* **MATERIAL**
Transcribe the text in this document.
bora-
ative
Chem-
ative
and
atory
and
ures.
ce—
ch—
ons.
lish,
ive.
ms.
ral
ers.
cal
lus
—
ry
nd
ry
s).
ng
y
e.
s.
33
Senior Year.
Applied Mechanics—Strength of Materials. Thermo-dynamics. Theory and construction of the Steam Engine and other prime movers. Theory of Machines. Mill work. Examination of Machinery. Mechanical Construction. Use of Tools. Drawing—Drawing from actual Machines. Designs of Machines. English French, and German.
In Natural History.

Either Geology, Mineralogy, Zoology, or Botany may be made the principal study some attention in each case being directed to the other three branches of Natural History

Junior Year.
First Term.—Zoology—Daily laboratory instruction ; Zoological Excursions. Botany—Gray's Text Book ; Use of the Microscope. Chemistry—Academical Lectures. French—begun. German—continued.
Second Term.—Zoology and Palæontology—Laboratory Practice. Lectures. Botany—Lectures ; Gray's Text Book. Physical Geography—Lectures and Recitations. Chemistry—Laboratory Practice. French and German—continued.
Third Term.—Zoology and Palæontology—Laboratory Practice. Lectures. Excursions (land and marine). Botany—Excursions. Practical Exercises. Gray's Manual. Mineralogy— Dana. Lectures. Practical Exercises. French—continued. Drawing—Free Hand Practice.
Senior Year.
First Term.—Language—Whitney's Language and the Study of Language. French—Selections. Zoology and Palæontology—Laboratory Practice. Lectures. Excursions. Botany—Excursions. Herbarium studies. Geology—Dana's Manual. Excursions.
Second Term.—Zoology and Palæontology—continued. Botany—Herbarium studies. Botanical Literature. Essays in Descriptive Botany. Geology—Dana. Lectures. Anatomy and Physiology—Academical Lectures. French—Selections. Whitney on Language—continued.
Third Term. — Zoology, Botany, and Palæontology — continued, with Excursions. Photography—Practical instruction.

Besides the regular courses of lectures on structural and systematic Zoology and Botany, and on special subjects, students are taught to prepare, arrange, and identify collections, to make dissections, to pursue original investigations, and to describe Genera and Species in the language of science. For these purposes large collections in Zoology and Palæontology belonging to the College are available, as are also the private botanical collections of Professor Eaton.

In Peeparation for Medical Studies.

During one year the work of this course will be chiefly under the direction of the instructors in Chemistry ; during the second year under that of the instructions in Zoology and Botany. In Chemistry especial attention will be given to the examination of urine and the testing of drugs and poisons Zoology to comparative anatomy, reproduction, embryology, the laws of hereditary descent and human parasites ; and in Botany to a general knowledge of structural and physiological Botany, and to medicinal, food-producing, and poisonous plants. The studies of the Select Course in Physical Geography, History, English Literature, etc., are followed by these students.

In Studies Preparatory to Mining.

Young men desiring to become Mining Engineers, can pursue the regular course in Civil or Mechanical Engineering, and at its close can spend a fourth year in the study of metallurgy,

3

* **THE REQUEST**
Using the records given above, list every line that includes the word "Mining".

* **RESPONSE TO THE TASK**
In Studies Preparatory to Mining.
Young men desiring to become Mining Engineers, can pursue the regular course in Civil or Mechanical Engineering, and at its close can spend a fourth year in the study of metallurgy,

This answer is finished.